_Stored data_.

------------------------------

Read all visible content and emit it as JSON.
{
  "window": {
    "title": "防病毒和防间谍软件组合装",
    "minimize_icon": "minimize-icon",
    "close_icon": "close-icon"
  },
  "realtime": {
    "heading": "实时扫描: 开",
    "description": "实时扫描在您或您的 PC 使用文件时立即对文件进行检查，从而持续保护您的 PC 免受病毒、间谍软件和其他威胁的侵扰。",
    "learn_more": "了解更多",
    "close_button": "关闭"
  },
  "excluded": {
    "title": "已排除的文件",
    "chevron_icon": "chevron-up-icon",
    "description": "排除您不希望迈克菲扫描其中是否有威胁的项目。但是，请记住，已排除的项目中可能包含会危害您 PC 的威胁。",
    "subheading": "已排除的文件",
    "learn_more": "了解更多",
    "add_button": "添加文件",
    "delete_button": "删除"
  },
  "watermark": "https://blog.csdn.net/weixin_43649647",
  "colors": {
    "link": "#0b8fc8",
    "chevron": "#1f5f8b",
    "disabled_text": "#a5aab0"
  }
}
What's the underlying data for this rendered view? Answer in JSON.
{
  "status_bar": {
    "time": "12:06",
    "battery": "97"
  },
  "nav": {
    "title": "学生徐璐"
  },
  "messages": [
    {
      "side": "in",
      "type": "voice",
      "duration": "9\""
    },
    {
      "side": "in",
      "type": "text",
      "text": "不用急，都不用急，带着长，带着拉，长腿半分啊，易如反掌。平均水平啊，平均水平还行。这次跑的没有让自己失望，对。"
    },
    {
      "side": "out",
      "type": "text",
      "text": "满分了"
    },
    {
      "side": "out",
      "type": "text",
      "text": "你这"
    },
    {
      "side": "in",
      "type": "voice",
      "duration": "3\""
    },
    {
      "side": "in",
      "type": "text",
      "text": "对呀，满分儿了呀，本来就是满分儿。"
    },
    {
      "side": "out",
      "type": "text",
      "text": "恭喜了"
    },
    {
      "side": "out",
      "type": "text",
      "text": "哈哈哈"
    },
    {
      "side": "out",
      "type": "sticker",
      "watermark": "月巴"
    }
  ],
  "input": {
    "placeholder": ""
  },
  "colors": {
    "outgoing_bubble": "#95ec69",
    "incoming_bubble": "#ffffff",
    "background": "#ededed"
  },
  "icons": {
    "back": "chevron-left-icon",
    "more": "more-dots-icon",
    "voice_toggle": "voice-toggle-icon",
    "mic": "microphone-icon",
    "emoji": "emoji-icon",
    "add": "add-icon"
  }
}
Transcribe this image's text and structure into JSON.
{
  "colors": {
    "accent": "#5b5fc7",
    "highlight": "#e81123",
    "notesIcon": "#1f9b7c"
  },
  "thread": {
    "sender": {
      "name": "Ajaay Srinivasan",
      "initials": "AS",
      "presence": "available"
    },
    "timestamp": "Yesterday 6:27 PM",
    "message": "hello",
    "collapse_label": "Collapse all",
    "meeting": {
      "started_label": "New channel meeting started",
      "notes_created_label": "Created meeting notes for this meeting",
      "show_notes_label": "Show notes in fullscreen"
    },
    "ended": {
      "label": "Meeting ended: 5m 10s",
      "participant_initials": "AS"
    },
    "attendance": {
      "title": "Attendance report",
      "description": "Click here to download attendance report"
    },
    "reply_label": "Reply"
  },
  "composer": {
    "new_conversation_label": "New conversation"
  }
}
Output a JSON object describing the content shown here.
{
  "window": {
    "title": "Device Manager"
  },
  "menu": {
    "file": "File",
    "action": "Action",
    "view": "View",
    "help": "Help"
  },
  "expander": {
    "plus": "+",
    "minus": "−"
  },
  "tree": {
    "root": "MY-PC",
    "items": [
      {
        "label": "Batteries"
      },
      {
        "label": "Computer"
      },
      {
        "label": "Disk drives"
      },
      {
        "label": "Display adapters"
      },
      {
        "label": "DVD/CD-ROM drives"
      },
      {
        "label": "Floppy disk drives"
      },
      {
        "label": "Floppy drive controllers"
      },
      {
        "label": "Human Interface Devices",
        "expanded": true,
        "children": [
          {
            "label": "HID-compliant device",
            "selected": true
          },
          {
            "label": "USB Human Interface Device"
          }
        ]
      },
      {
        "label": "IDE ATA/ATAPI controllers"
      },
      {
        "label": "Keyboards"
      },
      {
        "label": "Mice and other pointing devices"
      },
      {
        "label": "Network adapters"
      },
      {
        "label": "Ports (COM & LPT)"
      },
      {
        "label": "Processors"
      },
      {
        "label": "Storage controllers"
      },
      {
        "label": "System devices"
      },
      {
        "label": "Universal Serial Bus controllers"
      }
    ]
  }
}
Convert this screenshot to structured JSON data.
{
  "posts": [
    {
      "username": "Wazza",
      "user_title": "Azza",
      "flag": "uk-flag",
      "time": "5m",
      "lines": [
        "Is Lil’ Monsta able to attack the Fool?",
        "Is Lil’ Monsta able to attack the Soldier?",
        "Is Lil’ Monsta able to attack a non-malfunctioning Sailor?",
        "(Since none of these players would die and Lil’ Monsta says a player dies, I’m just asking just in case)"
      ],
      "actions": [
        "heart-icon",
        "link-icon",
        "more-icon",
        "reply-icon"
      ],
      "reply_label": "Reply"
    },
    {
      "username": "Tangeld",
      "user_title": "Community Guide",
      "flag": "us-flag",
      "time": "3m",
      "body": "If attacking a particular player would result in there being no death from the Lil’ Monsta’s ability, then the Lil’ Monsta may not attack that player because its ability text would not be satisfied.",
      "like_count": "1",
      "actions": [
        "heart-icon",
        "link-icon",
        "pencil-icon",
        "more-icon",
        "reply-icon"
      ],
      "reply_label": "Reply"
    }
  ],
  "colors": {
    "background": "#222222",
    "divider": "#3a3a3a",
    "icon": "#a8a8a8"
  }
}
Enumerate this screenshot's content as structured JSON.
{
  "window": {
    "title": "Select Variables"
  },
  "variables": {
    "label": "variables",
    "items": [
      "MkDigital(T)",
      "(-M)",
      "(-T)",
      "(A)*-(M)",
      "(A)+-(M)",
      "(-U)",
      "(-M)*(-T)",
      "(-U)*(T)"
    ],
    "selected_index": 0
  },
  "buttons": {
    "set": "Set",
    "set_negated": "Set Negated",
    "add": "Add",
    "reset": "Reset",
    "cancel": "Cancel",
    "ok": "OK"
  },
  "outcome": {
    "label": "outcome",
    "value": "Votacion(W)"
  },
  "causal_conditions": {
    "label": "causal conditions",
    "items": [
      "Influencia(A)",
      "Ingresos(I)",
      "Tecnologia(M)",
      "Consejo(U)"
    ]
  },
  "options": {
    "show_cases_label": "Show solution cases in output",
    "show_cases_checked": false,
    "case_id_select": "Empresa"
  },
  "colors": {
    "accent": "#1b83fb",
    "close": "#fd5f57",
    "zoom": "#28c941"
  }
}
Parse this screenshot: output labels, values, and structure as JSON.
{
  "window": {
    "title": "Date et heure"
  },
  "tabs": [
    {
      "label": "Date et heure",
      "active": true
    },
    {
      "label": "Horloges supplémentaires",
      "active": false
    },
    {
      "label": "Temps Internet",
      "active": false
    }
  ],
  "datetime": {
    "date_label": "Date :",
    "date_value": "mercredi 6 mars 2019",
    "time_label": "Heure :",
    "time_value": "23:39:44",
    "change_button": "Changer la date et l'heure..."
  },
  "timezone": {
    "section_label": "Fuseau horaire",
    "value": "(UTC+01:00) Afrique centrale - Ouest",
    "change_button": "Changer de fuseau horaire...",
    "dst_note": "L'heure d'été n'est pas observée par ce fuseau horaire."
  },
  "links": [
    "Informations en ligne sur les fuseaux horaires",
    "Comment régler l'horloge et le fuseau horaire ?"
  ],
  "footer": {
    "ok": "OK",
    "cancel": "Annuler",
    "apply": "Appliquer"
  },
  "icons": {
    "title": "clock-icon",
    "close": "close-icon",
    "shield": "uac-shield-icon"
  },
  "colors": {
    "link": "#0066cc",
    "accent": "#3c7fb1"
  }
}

------------------------------

_What is required_. State, as a bare number, how many lines of the listing hold the word "content".

_Task answer_. 3